==== Page extract ====

California Mismanagement Guarantee Many Power Outages

California customers have over 20 times the annual minutes of power outage as electrical customers in France. California has over 200 times the annual minutes of power outage as electrical customers in Japan. California customers have three times more annual minutes of power outage than the US average. The sources of the problems are how California has chosen to mismanage electrical supply, electrical grid and forests.

On various nights during the recent heatwaves, natural gas plants provided 60% of California’s electricity over large regions.

California had planned to shut four of those natural gas power plants in 2020. They have now delayed the shutdown of natural gas plants for a few years. However, the electrical grid cannot be made reliable using only solar and wind in a few years or a few decades. California already depends upon power from other states. In 2018, almost one-third of California’s electricity supply came from generating facilities outside the state. From 2013 to 2017, California was the nation’s largest importer of electricity from other states.

Low Wind and High Winds Are Problems

Hot days with no wind can happen. These are not highly unusual events. The low wind days means there is not enough wind power for relatively normal electrical demand. This was part of the problem in the past few weeks.

California had reduced solar power on many days because of smoke from wildfires. Today there is smoke from wildfires covering much of California. The wildfires are burning for months out of the year. The utility companies have told the state that it will take at least a decade to reduce the risk of wildfires from a faulty electric grid. There are over 150 million dead trees in California’s forests. Massive wildfires have been happening every year for the past four years. It is not a question of IF there will be wildfires. There will be large wildfires every year for a decade and probably longer. Energy plans that do not accept this reality will be plans that fail.

On high wind days, Pacific Gas and Electric (PGE) has had to shutdown the power grid to prevent wildfires which have burned entire towns.

PGE has a page describing Power Safety Power Shutoffs.

Forecasted sustained winds generally above 25 mph and wind gusts in excess of approximately 45 mph, depending on location and site-specific conditions such as temperature, terrain and local climate.

PGE has said you can expect this to happen 0 to 5 times every year. PGE supplies power to Northern California.

PGE knows they have not maintained the power grid properly so high winds can push down the wires hanging from towers and set fires. They have said they will need at least a decade to catch up on maintenance to make a safer grid.

==== Data rows ====

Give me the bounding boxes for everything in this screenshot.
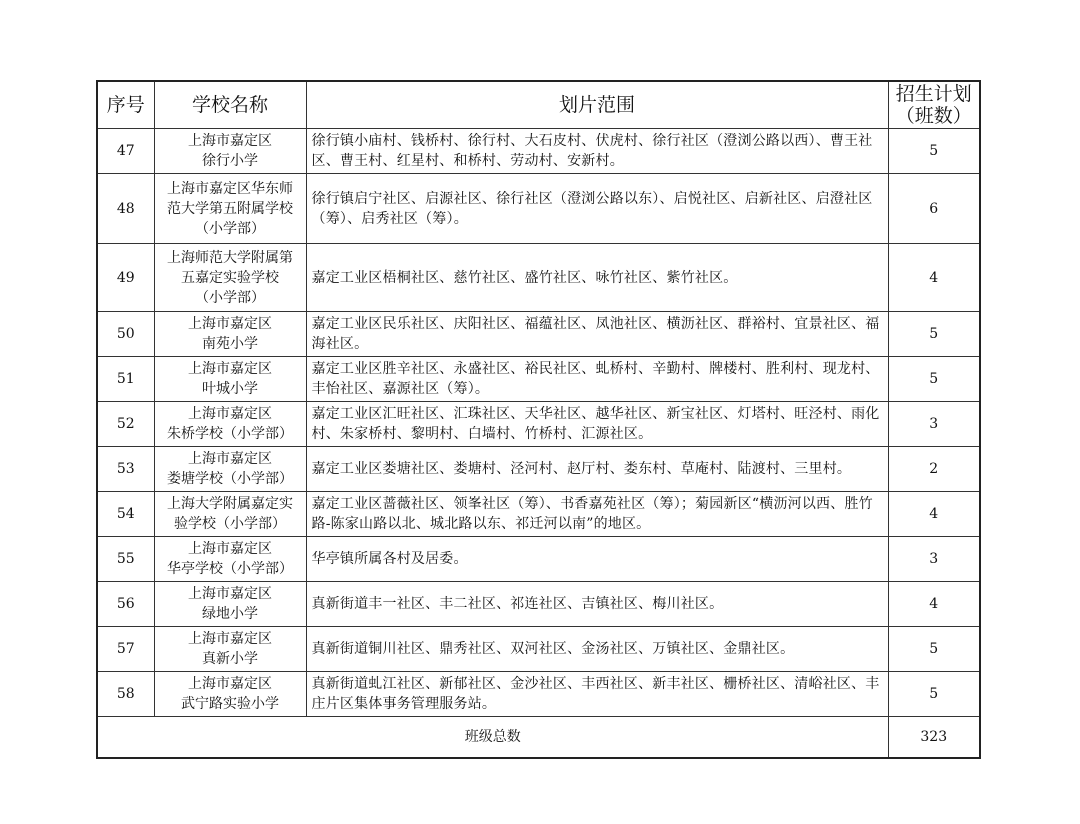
school-name-cell — [154, 627, 306, 672]
district-scope: 嘉定工业区娄塘社区、娄塘村、泾河村、赵厅村、娄东村、草庵村、陆渡村、三里村。 — [306, 447, 888, 492]
school-name-line: 武宁路实验小学 — [181, 696, 279, 712]
school-name-line: 华亭学校（小学部） — [167, 561, 293, 577]
enrollment-table-sheet — [96, 80, 979, 759]
table-row — [97, 129, 980, 174]
school-name-line: 上海大学附属嘉定实 — [167, 496, 293, 512]
school-name-cell — [154, 492, 306, 537]
school-name-cell — [154, 537, 306, 582]
enrollment-plan: 4 — [888, 582, 980, 627]
row-number: 51 — [97, 357, 154, 402]
header-school: 学校名称 — [154, 81, 306, 129]
table-row — [97, 447, 980, 492]
header-no: 序号 — [97, 81, 154, 129]
school-name-cell — [154, 174, 306, 244]
table-row — [97, 174, 980, 244]
school-name-cell — [154, 129, 306, 174]
school-name-line: （小学部） — [195, 220, 265, 237]
row-number: 56 — [97, 582, 154, 627]
school-name-line: 范大学第五附属学校 — [167, 200, 293, 217]
table-row — [97, 357, 980, 402]
row-number: 50 — [97, 312, 154, 357]
district-scope: 真新街道铜川社区、鼎秀社区、双河社区、金汤社区、万镇社区、金鼎社区。 — [306, 627, 888, 672]
row-number: 49 — [97, 244, 154, 312]
enrollment-plan: 6 — [888, 174, 980, 244]
table-row — [97, 582, 980, 627]
row-number: 53 — [97, 447, 154, 492]
total-label: 班级总数 — [97, 717, 888, 759]
school-name-line: 上海师范大学附属第 — [167, 249, 293, 266]
school-name-cell — [154, 402, 306, 447]
table-row — [97, 672, 980, 717]
school-name-line: 娄塘学校（小学部） — [167, 471, 293, 487]
district-scope: 嘉定工业区胜辛社区、永盛社区、裕民社区、虬桥村、辛勤村、牌楼村、胜利村、现龙村、丰怡社区、嘉源社区（筹）。 — [306, 357, 888, 402]
header-scope: 划片范围 — [306, 81, 888, 129]
district-scope: 嘉定工业区民乐社区、庆阳社区、福蕴社区、凤池社区、横沥社区、群裕村、宜景社区、福海社区。 — [306, 312, 888, 357]
header-plan-line2: （班数） — [895, 105, 972, 127]
district-scope: 嘉定工业区汇旺社区、汇珠社区、天华社区、越华社区、新宝社区、灯塔村、旺泾村、雨化村、朱家桥村、黎明村、白墙村、竹桥村、汇源社区。 — [306, 402, 888, 447]
enrollment-plan: 5 — [888, 312, 980, 357]
school-name-line: 叶城小学 — [202, 381, 258, 397]
table-row — [97, 244, 980, 312]
school-name-line: 上海市嘉定区 — [188, 406, 272, 422]
school-district-table — [96, 80, 981, 759]
school-name-line: （小学部） — [195, 289, 265, 306]
row-number: 48 — [97, 174, 154, 244]
school-name-cell — [154, 357, 306, 402]
district-scope: 徐行镇启宁社区、启源社区、徐行社区（澄浏公路以东）、启悦社区、启新社区、启澄社区（筹）、启秀社区（筹）。 — [306, 174, 888, 244]
enrollment-plan: 5 — [888, 129, 980, 174]
school-name-line: 上海市嘉定区 — [188, 676, 272, 692]
school-name-line: 五嘉定实验学校 — [181, 269, 279, 286]
school-name-cell — [154, 672, 306, 717]
total-value: 323 — [888, 717, 980, 759]
row-number: 52 — [97, 402, 154, 447]
row-number: 54 — [97, 492, 154, 537]
table-row — [97, 627, 980, 672]
school-name-line: 上海市嘉定区 — [188, 451, 272, 467]
school-name-line: 上海市嘉定区 — [188, 586, 272, 602]
school-name-line: 验学校（小学部） — [174, 516, 286, 532]
table-header-row — [97, 81, 980, 129]
table-row — [97, 537, 980, 582]
enrollment-plan: 3 — [888, 537, 980, 582]
enrollment-plan: 3 — [888, 402, 980, 447]
header-plan-line1: 招生计划 — [895, 83, 972, 105]
school-name-line: 上海市嘉定区华东师 — [167, 180, 293, 197]
enrollment-plan: 2 — [888, 447, 980, 492]
district-scope: 嘉定工业区梧桐社区、慈竹社区、盛竹社区、咏竹社区、紫竹社区。 — [306, 244, 888, 312]
enrollment-plan: 5 — [888, 672, 980, 717]
district-scope: 真新街道虬江社区、新郁社区、金沙社区、丰西社区、新丰社区、栅桥社区、清峪社区、丰庄片区集体事务管理服务站。 — [306, 672, 888, 717]
district-scope: 徐行镇小庙村、钱桥村、徐行村、大石皮村、伏虎村、徐行社区（澄浏公路以西）、曹王社区、曹王村、红星村、和桥村、劳动村、安新村。 — [306, 129, 888, 174]
header-plan — [888, 81, 980, 129]
district-scope: 真新街道丰一社区、丰二社区、祁连社区、吉镇社区、梅川社区。 — [306, 582, 888, 627]
school-name-line: 上海市嘉定区 — [188, 316, 272, 332]
row-number: 55 — [97, 537, 154, 582]
row-number: 57 — [97, 627, 154, 672]
table-row — [97, 312, 980, 357]
row-number: 58 — [97, 672, 154, 717]
school-name-line: 南苑小学 — [202, 336, 258, 352]
total-row — [97, 717, 980, 759]
row-number: 47 — [97, 129, 154, 174]
enrollment-plan: 5 — [888, 357, 980, 402]
school-name-line: 上海市嘉定区 — [188, 133, 272, 149]
school-name-line: 上海市嘉定区 — [188, 541, 272, 557]
enrollment-plan: 5 — [888, 627, 980, 672]
enrollment-plan: 4 — [888, 492, 980, 537]
school-name-line: 绿地小学 — [202, 606, 258, 622]
school-name-line: 真新小学 — [202, 651, 258, 667]
school-name-line: 上海市嘉定区 — [188, 361, 272, 377]
table-row — [97, 492, 980, 537]
district-scope: 嘉定工业区蔷薇社区、领峯社区（筹）、书香嘉苑社区（筹）；菊园新区“横沥河以西、胜竹路-陈家山路以北、城北路以东、祁迁河以南”的地区。 — [306, 492, 888, 537]
enrollment-plan: 4 — [888, 244, 980, 312]
school-name-cell — [154, 312, 306, 357]
school-name-cell — [154, 582, 306, 627]
school-name-line: 徐行小学 — [202, 153, 258, 169]
school-name-line: 上海市嘉定区 — [188, 631, 272, 647]
school-name-cell — [154, 244, 306, 312]
school-name-cell — [154, 447, 306, 492]
table-row — [97, 402, 980, 447]
district-scope: 华亭镇所属各村及居委。 — [306, 537, 888, 582]
school-name-line: 朱桥学校（小学部） — [167, 426, 293, 442]
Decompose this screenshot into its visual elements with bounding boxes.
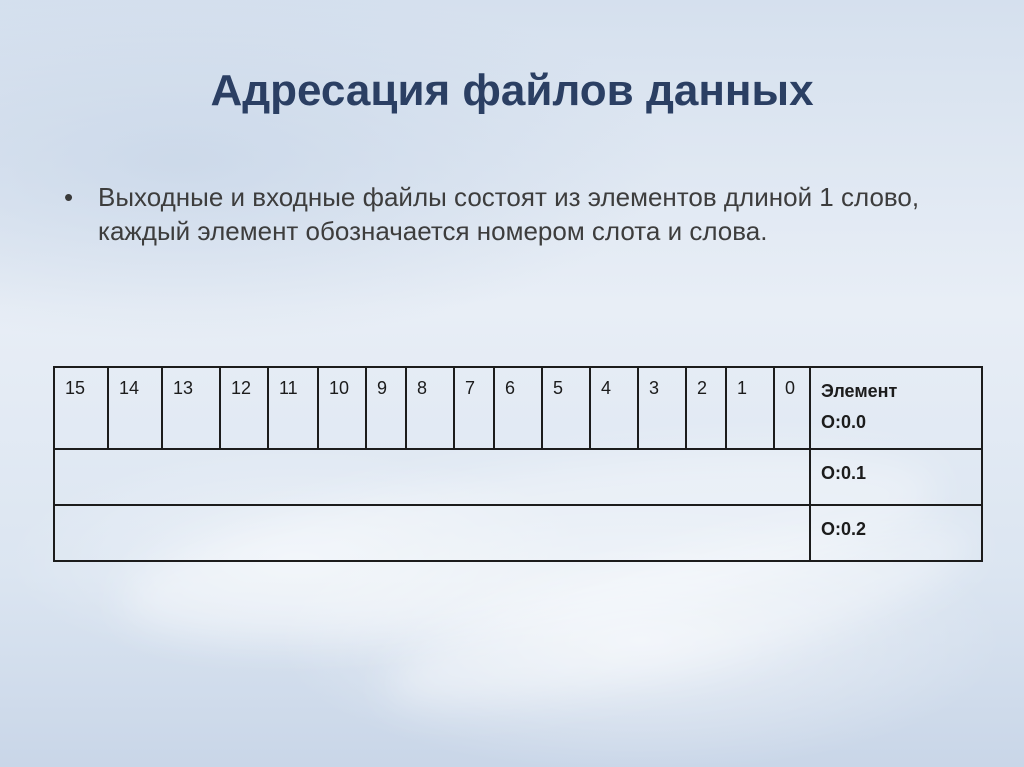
bit-cell: 13 bbox=[162, 367, 220, 449]
slide-title: Адресация файлов данных bbox=[210, 66, 814, 115]
empty-word-cell bbox=[54, 449, 810, 505]
bit-cell: 7 bbox=[454, 367, 494, 449]
table-row bbox=[54, 367, 982, 449]
element-address: O:0.0 bbox=[821, 412, 867, 432]
bit-cell: 3 bbox=[638, 367, 686, 449]
bit-cell: 10 bbox=[318, 367, 366, 449]
bit-cell: 5 bbox=[542, 367, 590, 449]
element-address: O:0.1 bbox=[810, 449, 982, 505]
element-word: Элемент bbox=[821, 381, 898, 401]
bit-cell: 14 bbox=[108, 367, 162, 449]
empty-word-cell bbox=[54, 505, 810, 561]
element-address: O:0.2 bbox=[810, 505, 982, 561]
bit-cell: 6 bbox=[494, 367, 542, 449]
bit-cell: 8 bbox=[406, 367, 454, 449]
bullet-icon: • bbox=[64, 182, 74, 212]
bit-cell: 1 bbox=[726, 367, 774, 449]
bullet-text: Выходные и входные файлы состоят из элементов длиной 1 слово, каждый элемент обозначается номером слота и слова. bbox=[98, 182, 920, 246]
word-structure-table bbox=[53, 366, 983, 562]
table-row bbox=[54, 449, 982, 505]
table-row bbox=[54, 505, 982, 561]
bullet-item bbox=[64, 180, 994, 248]
element-label-cell bbox=[810, 367, 982, 449]
bit-cell: 2 bbox=[686, 367, 726, 449]
bit-cell: 15 bbox=[54, 367, 108, 449]
bit-cell: 12 bbox=[220, 367, 268, 449]
bit-cell: 0 bbox=[774, 367, 810, 449]
bit-cell: 11 bbox=[268, 367, 318, 449]
bit-cell: 4 bbox=[590, 367, 638, 449]
bit-cell: 9 bbox=[366, 367, 406, 449]
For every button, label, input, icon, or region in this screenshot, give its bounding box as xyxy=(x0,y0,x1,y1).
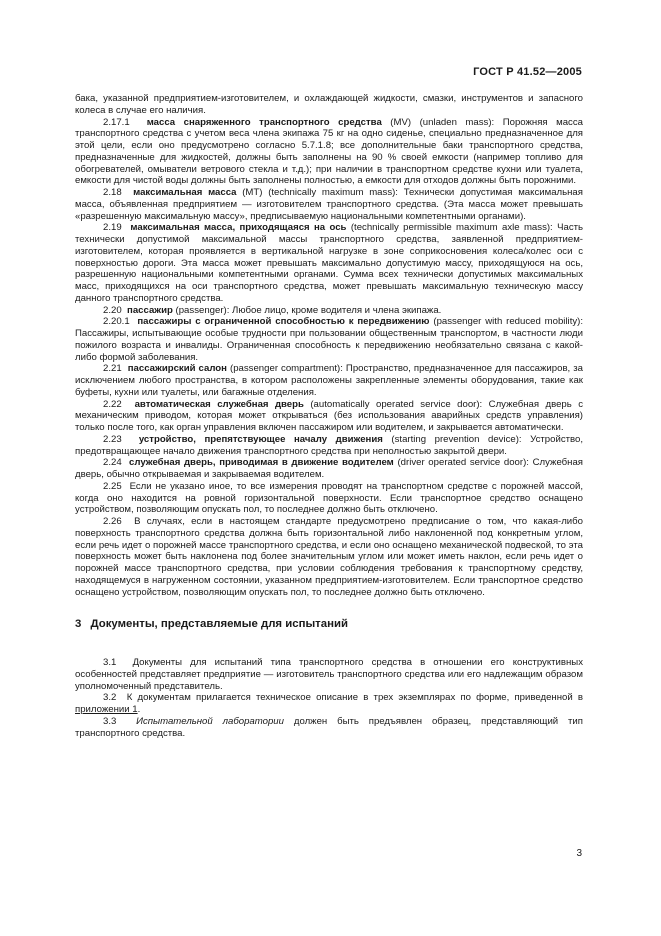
clause-number: 2.26 xyxy=(103,516,122,527)
clause-number: 2.19 xyxy=(103,222,122,234)
clause-number: 2.18 xyxy=(103,187,122,198)
section-title: Документы, представляемые для испытаний xyxy=(90,618,348,631)
definition-text: (driver operated service door): Служебная дверь, обычно открываемая и закрываемая водителем. xyxy=(75,457,584,480)
clause-number: 2.25 xyxy=(103,480,122,492)
paragraph-text: Документы для испытаний типа транспортного средства в отношении его конструктивных особенностей представляет предприятие — изготовитель транспортного средства или его надлежащим образом уполномоченный представитель. xyxy=(75,657,583,692)
paragraph-text: В случаях, если в настоящем стандарте предусмотрено предписание о том, что какая-либо поверхность транспортного средства должна быть горизонтальной либо наклоненной под конкретным углом, если речь идет о порожней массе транспортного средства, и если оно оснащено механической подвеской, то эта поверхность может быть наклонена под более значительным углом или может иметь наклон, если речь идет о порожней массе транспортного средства, при условии соблюдения требования к транспортному средству, находящемуся в нагруженном состоянии, указанном предприятием-изготовителем. Если транспортное средство оснащено устройством, позволяющим опускать пол, то последнее должно быть отключено. xyxy=(75,516,583,598)
paragraph-3-1 xyxy=(75,657,583,692)
definition-text: (passenger with reduced mobility): Пассажиры, испытывающие особые трудности при пользовании общественным транспортом, в частности люди пожилого возраста и инвалиды. Ограниченная способность к передвижению необязательно связана с какой-либо формой заболевания. xyxy=(75,316,584,363)
paragraph-intro: бака, указанной предприятием-изготовителем, и охлаждающей жидкости, смазки, инструментов и запасного колеса в случае его наличия. xyxy=(75,93,583,116)
italic-term: Испытательной лаборатории xyxy=(136,715,284,727)
paragraph-text: Если не указано иное, то все измерения проводят на транспортном средстве с порожней массой, когда оно находится на ровной горизонтальной поверхности. Если транспортное средство оснащено устройством, позволяющим опускать пол, то последнее должно быть отключено. xyxy=(75,480,583,516)
paragraph-tail: . xyxy=(137,704,141,715)
paragraph-2-18 xyxy=(75,187,583,222)
term: масса снаряженного транспортного средства xyxy=(146,116,382,128)
clause-number: 3.2 xyxy=(103,692,117,704)
clause-number: 3.3 xyxy=(103,715,117,727)
document-header: ГОСТ Р 41.52—2005 xyxy=(473,66,582,78)
paragraph-2-24 xyxy=(75,457,583,481)
paragraph-2-23 xyxy=(75,434,583,458)
clause-number: 2.22 xyxy=(103,398,122,410)
paragraph-2-26 xyxy=(75,516,583,598)
clause-number: 2.24 xyxy=(103,457,122,469)
term: пассажирский салон xyxy=(127,363,227,375)
term: устройство, препятствующее началу движения xyxy=(138,433,383,445)
definition-text: (starting prevention device): Устройство, предотвращающее начало движения транспортного средства при неполностью закрытой двери. xyxy=(75,433,583,457)
clause-number: 3.1 xyxy=(103,657,117,668)
definition-text: (MT) (technically maximum mass): Технически допустимая максимальная масса, объявленная предприятием — изготовителем транспортного средства. (Эта масса может превышать «разрешенную максимальную массу», предписываемую национальными компетентными органами). xyxy=(75,187,583,222)
definition-text: (passenger compartment): Пространство, предназначенное для пассажиров, за исключением любого пространства, в котором расположены закрепленные элементы оборудования, такие как буфеты, кухни или туалеты, или багажные отделения. xyxy=(75,363,583,398)
section-number: 3 xyxy=(75,618,82,631)
paragraph-2-20-1 xyxy=(75,316,583,363)
term: максимальная масса, приходящаяся на ось xyxy=(130,222,347,234)
paragraph-2-17-1 xyxy=(75,117,583,188)
term: служебная дверь, приводимая в движение водителем xyxy=(129,457,394,469)
paragraph-2-21 xyxy=(75,363,583,398)
paragraph-2-22 xyxy=(75,399,583,434)
term: пассажир xyxy=(127,304,173,316)
paragraph-text: К документам прилагается техническое описание в трех экземплярах по форме, приведенной в xyxy=(126,692,583,704)
paragraph-3-2 xyxy=(75,692,583,716)
paragraph-2-19 xyxy=(75,222,583,304)
clause-number: 2.20.1 xyxy=(103,316,130,328)
clause-number: 2.21 xyxy=(103,363,122,375)
section-heading xyxy=(75,619,583,631)
definition-text: (technically permissible maximum axle mass): Часть технически допустимой максимальной массы транспортного средства, заявленной предприятием-изготовителем, которая проявляется в вертикальной нагрузке в зоне соприкосновения колеса/колес оси с поверхностью дороги. Эта масса может превышать максимально допустимую массу, приходящуюся на ось, разрешенную национальными компетентными органами. Сумма всех технически допустимых максимальных масс, приходящихся на оси транспортного средства, может превышать максимальную техническую массу данного транспортного средства. xyxy=(75,222,584,304)
term: пассажиры с ограниченной способностью к передвижению xyxy=(137,316,430,328)
definition-text: (MV) (unladen mass): Порожняя масса транспортного средства с учетом веса члена экипажа 75 кг на одно сиденье, специально предназначенное для этой цели, если оно предусмотрено согласно 5.7.1.8; все дополнительные баки транспортного средства, предназначенные для жидкостей, должны быть заполнены на 90 % своей емкости (например топливо для обогревателей, омыватели ветрового стекла и т.д.); при наличии в транспортном средстве кухни или туалета, емкости для чистой воды должны быть заполнены полностью, а емкости для отходов должны быть порожними. xyxy=(75,116,583,187)
definition-text: (automatically operated service door): Служебная дверь с механическим приводом, которая может открываться (без использования аварийных средств управления) только после того, как орган управления включен пассажиром или водителем, и закрывается автоматически. xyxy=(75,398,583,433)
paragraph-3-3 xyxy=(75,716,583,740)
document-body xyxy=(75,93,583,739)
clause-number: 2.17.1 xyxy=(103,116,130,128)
page-number: 3 xyxy=(576,848,582,859)
clause-number: 2.23 xyxy=(103,433,122,445)
paragraph-2-20 xyxy=(75,305,583,317)
term: максимальная масса xyxy=(133,187,237,198)
clause-number: 2.20 xyxy=(103,304,122,316)
annex-link[interactable]: приложении 1 xyxy=(75,704,138,715)
definition-text: (passenger): Любое лицо, кроме водителя и члена экипажа. xyxy=(175,304,442,316)
term: автоматическая служебная дверь xyxy=(134,398,304,410)
paragraph-2-25 xyxy=(75,481,583,516)
paragraph-text: должен быть предъявлен образец, представляющий тип транспортного средства. xyxy=(75,715,583,739)
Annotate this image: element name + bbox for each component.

====

Directives »
a) Please answer these from the California power outage article:
(i) What share of California's electricity supply came from generating facilities outside the state in 2018?
(ii) How many dead trees are there in California's forests?
(iii) How many times a year has PGE said its power shutoffs can be expected?
b) Carry on the California power outage article, picking up after its last sentence.

Expected results »
a)
(i) Almost one-third.
(ii) Over 150 million.
(iii) 0 to 5 times.

b)
Southern California Edison (SCE) provides power to Los Angeles. They have the same warning about Power Safety Power Shutoffs.

Texas Was Close to a Major Power Outage

Texas nearly had a major power outage due to lack of wind power. Wind turbines did not operate in the still air of July. Reserve margins were used up. ERCOT, the state’s main power supplier, had to pay spot electricity prices of $9000 per megawatt hour instead of the normal $20 to $30 per megawatt-hour. This happened twice in the summer of 2020. If another power plant went offline for maintenance or a gas pipeline ruptured then there would have been blackouts.

Reliable Grids

France, South Korea, Taiwan and Switzerland have been able to have stable electrical grids with no blackouts for over five years.

Taiwan may fall into the unreliable electric group as they are looking to shutdown their nuclear reactors.

Statistics show the US ranking about 25th in electrical grid reliability in 2019. The statistical measure is 98.6% reliable.

The average U.S. customer lost power for 214 minutes per year back in 2005.

Average minutes per year of customer power losses :
United Kingdom 70 minutes
France 53 minutes
Netherlands 29 minutes
Japan 6 minutes
Singapore 2 minutes.

In 2017, the average US customer lost power for over 450 minutes and in 2018, the average US customer lost power for 360 minutes.

In Japan, the average customer loses power once every 20 years. In the United States, it is once every 9 months, excluding hurricanes and other strong storms.

California PGE has a report on outages in 2019 when high winds caused many “safety” shutdowns. They did not include planned shutdowns and like to report a statistic where they exclude “major events”>

The System Average Interruption Duration Index (SAIDI) is commonly used as a reliability indicator by electric power utilities. PGE had over 1300 minutes of outage per customer. customers in NAPA had an average of over 6000 minutes of outage and the North Bay had over 4000 minutes of outage.

In 2020, for multiple days millions of customers had rotating blackout lasting hours.

In 2004, Lawrence Berkeley National Laboratory (LBNL) estimated that the annual costs of U.S. power outages are at least $22 billion and may be as high as $135 billion. This was before California’s problems with a poorly maintained grid and poorly maintained forests and over reliance on wind and solar made things much worse.

Reviewing What Days Are Problems for Electrical Power in California

Let us review what days can be problems for electrical power in California.

Windy days when winds are over 25 miles per hour and gusting to 45 miles per hour.
Very calm days when there is no wind.
Hot days when too many people need air conditioning.
Days when there are wildfires.
Smoky days when wildfires make too much smoke and prevent sun from reaching solar panels.

Properly maintained electrical grids do not have to have safety shutdowns. High winds in Europe, Asia do not cause grid shutdowns. Power can often be maintained even during monsoons and hurricanes.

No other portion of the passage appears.